__DESCRIPTION OF THE TASK__. Set the data down again, exactly as it reads, but without the pictures.

--- Begin DATA ROWS ---

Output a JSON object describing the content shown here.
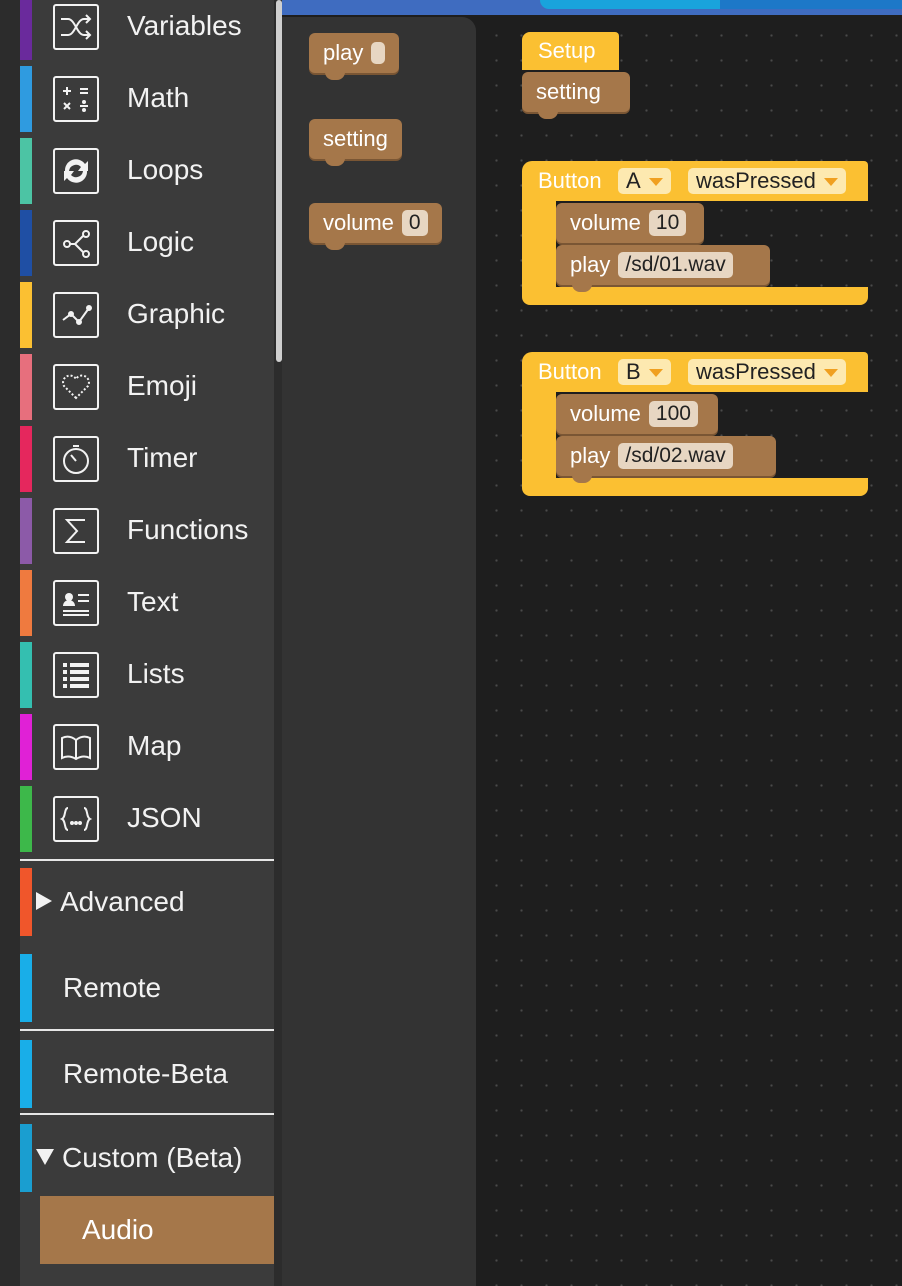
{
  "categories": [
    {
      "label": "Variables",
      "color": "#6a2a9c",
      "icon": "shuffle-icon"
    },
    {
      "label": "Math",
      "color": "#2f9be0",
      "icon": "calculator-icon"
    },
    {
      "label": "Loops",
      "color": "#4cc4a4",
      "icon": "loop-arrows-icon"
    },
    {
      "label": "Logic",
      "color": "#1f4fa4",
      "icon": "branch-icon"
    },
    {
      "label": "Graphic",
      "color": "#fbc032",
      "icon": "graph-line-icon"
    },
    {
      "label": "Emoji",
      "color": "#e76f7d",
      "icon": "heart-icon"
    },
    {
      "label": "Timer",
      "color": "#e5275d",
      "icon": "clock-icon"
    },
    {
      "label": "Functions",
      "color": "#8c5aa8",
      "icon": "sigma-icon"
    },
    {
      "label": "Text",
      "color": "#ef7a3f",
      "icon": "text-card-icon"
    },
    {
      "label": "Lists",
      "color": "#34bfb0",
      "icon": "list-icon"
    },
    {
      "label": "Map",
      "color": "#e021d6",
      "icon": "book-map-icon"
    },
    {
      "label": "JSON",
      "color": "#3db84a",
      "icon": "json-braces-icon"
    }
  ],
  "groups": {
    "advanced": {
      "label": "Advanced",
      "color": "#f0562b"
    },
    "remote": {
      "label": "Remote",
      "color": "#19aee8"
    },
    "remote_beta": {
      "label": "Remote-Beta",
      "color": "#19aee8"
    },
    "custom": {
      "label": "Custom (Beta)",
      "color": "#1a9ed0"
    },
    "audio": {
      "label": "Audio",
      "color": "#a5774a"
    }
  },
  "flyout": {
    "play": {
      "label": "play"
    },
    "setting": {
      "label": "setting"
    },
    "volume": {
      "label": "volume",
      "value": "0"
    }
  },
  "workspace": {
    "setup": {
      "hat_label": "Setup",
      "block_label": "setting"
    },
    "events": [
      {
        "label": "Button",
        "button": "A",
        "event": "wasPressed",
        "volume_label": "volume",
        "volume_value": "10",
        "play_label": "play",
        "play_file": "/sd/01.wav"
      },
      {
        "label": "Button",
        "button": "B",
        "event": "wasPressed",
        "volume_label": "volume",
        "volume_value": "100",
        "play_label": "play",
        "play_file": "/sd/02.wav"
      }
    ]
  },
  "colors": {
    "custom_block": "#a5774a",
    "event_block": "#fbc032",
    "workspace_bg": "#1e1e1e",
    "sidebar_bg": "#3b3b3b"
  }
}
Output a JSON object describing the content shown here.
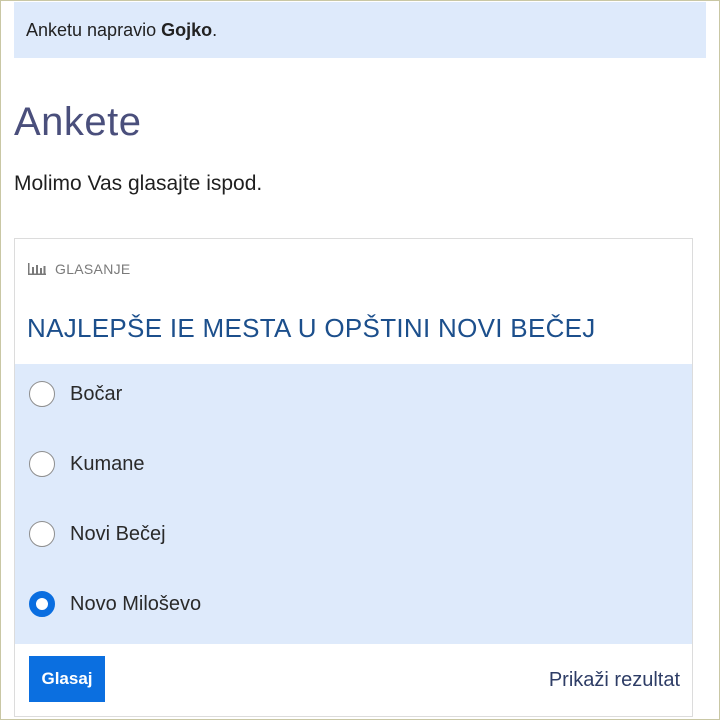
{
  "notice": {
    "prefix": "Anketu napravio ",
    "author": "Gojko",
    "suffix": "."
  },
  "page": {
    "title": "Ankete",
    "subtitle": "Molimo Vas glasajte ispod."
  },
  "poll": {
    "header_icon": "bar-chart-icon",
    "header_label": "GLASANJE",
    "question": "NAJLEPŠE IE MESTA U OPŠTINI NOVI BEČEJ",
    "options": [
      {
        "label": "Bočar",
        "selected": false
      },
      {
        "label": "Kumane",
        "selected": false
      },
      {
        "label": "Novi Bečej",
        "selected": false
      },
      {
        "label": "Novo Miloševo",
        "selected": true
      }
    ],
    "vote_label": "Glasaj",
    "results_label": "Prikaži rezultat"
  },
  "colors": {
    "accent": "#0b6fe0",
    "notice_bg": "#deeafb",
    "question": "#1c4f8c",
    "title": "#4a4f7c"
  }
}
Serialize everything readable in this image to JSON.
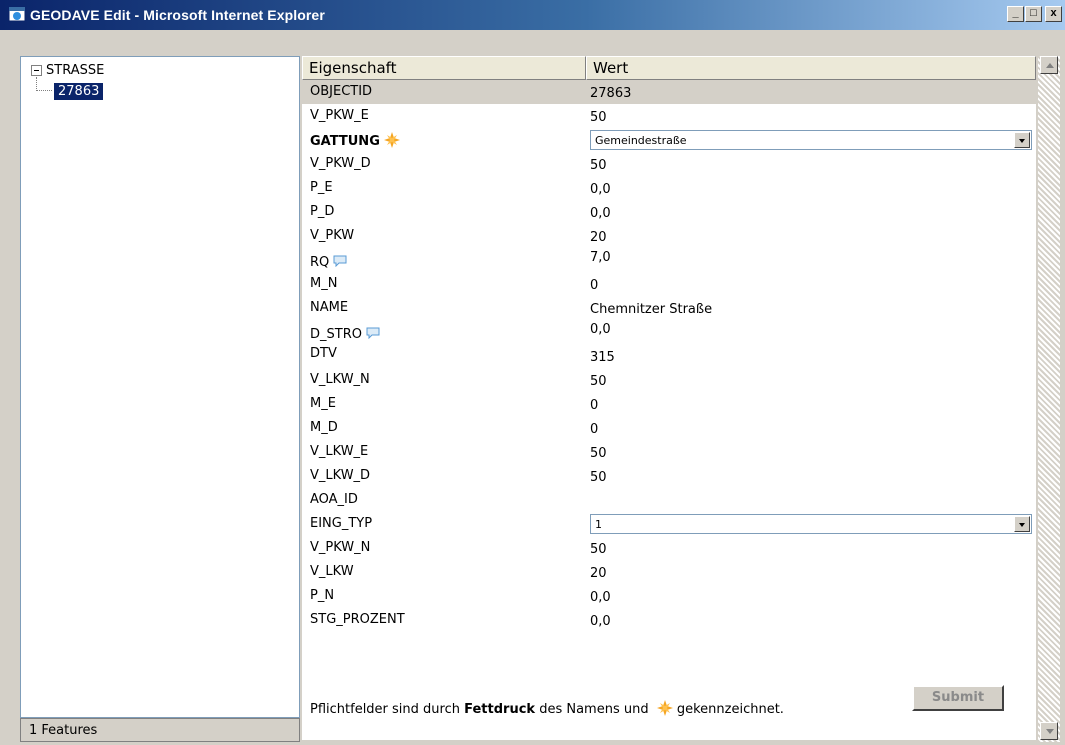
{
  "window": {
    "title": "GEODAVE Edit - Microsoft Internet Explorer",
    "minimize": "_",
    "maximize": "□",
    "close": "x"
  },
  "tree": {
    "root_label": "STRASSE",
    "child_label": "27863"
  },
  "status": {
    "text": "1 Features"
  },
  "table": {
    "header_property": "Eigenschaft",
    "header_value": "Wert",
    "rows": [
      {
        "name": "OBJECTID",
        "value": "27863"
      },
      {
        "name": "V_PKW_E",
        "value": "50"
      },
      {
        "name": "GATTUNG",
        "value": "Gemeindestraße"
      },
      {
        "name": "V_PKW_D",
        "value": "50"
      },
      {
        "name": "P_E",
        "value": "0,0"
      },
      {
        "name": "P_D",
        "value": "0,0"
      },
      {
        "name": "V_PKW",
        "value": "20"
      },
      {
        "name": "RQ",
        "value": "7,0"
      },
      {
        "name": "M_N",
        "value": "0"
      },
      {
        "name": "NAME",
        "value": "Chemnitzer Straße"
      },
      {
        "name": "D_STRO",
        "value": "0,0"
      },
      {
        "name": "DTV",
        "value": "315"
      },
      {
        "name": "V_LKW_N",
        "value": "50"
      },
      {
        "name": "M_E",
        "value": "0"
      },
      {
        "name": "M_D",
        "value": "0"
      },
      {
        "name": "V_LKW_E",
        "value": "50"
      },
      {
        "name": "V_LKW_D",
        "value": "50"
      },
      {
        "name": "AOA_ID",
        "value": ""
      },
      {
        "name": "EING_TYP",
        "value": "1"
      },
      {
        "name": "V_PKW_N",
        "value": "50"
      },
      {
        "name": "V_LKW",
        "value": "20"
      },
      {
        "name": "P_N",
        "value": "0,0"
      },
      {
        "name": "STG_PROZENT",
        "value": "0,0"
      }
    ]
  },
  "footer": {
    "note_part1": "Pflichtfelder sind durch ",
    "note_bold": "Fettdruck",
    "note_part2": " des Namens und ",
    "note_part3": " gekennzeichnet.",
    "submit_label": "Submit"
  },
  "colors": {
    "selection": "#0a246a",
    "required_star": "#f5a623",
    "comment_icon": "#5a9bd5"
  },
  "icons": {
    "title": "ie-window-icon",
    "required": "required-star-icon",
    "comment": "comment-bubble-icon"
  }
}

--- End DATA ROWS ---

__THE RESULT__.
Output a JSON object describing the content shown here.
{
  "categories": [
    {
      "label": "Variables",
      "color": "#6a2a9c",
      "icon": "shuffle-icon"
    },
    {
      "label": "Math",
      "color": "#2f9be0",
      "icon": "calculator-icon"
    },
    {
      "label": "Loops",
      "color": "#4cc4a4",
      "icon": "loop-arrows-icon"
    },
    {
      "label": "Logic",
      "color": "#1f4fa4",
      "icon": "branch-icon"
    },
    {
      "label": "Graphic",
      "color": "#fbc032",
      "icon": "graph-line-icon"
    },
    {
      "label": "Emoji",
      "color": "#e76f7d",
      "icon": "heart-icon"
    },
    {
      "label": "Timer",
      "color": "#e5275d",
      "icon": "clock-icon"
    },
    {
      "label": "Functions",
      "color": "#8c5aa8",
      "icon": "sigma-icon"
    },
    {
      "label": "Text",
      "color": "#ef7a3f",
      "icon": "text-card-icon"
    },
    {
      "label": "Lists",
      "color": "#34bfb0",
      "icon": "list-icon"
    },
    {
      "label": "Map",
      "color": "#e021d6",
      "icon": "book-map-icon"
    },
    {
      "label": "JSON",
      "color": "#3db84a",
      "icon": "json-braces-icon"
    }
  ],
  "groups": {
    "advanced": {
      "label": "Advanced",
      "color": "#f0562b"
    },
    "remote": {
      "label": "Remote",
      "color": "#19aee8"
    },
    "remote_beta": {
      "label": "Remote-Beta",
      "color": "#19aee8"
    },
    "custom": {
      "label": "Custom (Beta)",
      "color": "#1a9ed0"
    },
    "audio": {
      "label": "Audio",
      "color": "#a5774a"
    }
  },
  "flyout": {
    "play": {
      "label": "play"
    },
    "setting": {
      "label": "setting"
    },
    "volume": {
      "label": "volume",
      "value": "0"
    }
  },
  "workspace": {
    "setup": {
      "hat_label": "Setup",
      "block_label": "setting"
    },
    "events": [
      {
        "label": "Button",
        "button": "A",
        "event": "wasPressed",
        "volume_label": "volume",
        "volume_value": "10",
        "play_label": "play",
        "play_file": "/sd/01.wav"
      },
      {
        "label": "Button",
        "button": "B",
        "event": "wasPressed",
        "volume_label": "volume",
        "volume_value": "100",
        "play_label": "play",
        "play_file": "/sd/02.wav"
      }
    ]
  },
  "colors": {
    "custom_block": "#a5774a",
    "event_block": "#fbc032",
    "workspace_bg": "#1e1e1e",
    "sidebar_bg": "#3b3b3b"
  }
}
Output a JSON object describing the content shown here.
{
  "notice": {
    "prefix": "Anketu napravio ",
    "author": "Gojko",
    "suffix": "."
  },
  "page": {
    "title": "Ankete",
    "subtitle": "Molimo Vas glasajte ispod."
  },
  "poll": {
    "header_icon": "bar-chart-icon",
    "header_label": "GLASANJE",
    "question": "NAJLEPŠE IE MESTA U OPŠTINI NOVI BEČEJ",
    "options": [
      {
        "label": "Bočar",
        "selected": false
      },
      {
        "label": "Kumane",
        "selected": false
      },
      {
        "label": "Novi Bečej",
        "selected": false
      },
      {
        "label": "Novo Miloševo",
        "selected": true
      }
    ],
    "vote_label": "Glasaj",
    "results_label": "Prikaži rezultat"
  },
  "colors": {
    "accent": "#0b6fe0",
    "notice_bg": "#deeafb",
    "question": "#1c4f8c",
    "title": "#4a4f7c"
  }
}
Serialize everything readable in this image to JSON.
{
  "window": {
    "title": "GEODAVE Edit - Microsoft Internet Explorer",
    "minimize": "_",
    "maximize": "□",
    "close": "x"
  },
  "tree": {
    "root_label": "STRASSE",
    "child_label": "27863"
  },
  "status": {
    "text": "1 Features"
  },
  "table": {
    "header_property": "Eigenschaft",
    "header_value": "Wert",
    "rows": [
      {
        "name": "OBJECTID",
        "value": "27863"
      },
      {
        "name": "V_PKW_E",
        "value": "50"
      },
      {
        "name": "GATTUNG",
        "value": "Gemeindestraße"
      },
      {
        "name": "V_PKW_D",
        "value": "50"
      },
      {
        "name": "P_E",
        "value": "0,0"
      },
      {
        "name": "P_D",
        "value": "0,0"
      },
      {
        "name": "V_PKW",
        "value": "20"
      },
      {
        "name": "RQ",
        "value": "7,0"
      },
      {
        "name": "M_N",
        "value": "0"
      },
      {
        "name": "NAME",
        "value": "Chemnitzer Straße"
      },
      {
        "name": "D_STRO",
        "value": "0,0"
      },
      {
        "name": "DTV",
        "value": "315"
      },
      {
        "name": "V_LKW_N",
        "value": "50"
      },
      {
        "name": "M_E",
        "value": "0"
      },
      {
        "name": "M_D",
        "value": "0"
      },
      {
        "name": "V_LKW_E",
        "value": "50"
      },
      {
        "name": "V_LKW_D",
        "value": "50"
      },
      {
        "name": "AOA_ID",
        "value": ""
      },
      {
        "name": "EING_TYP",
        "value": "1"
      },
      {
        "name": "V_PKW_N",
        "value": "50"
      },
      {
        "name": "V_LKW",
        "value": "20"
      },
      {
        "name": "P_N",
        "value": "0,0"
      },
      {
        "name": "STG_PROZENT",
        "value": "0,0"
      }
    ]
  },
  "footer": {
    "note_part1": "Pflichtfelder sind durch ",
    "note_bold": "Fettdruck",
    "note_part2": " des Namens und ",
    "note_part3": " gekennzeichnet.",
    "submit_label": "Submit"
  },
  "colors": {
    "selection": "#0a246a",
    "required_star": "#f5a623",
    "comment_icon": "#5a9bd5"
  },
  "icons": {
    "title": "ie-window-icon",
    "required": "required-star-icon",
    "comment": "comment-bubble-icon"
  }
}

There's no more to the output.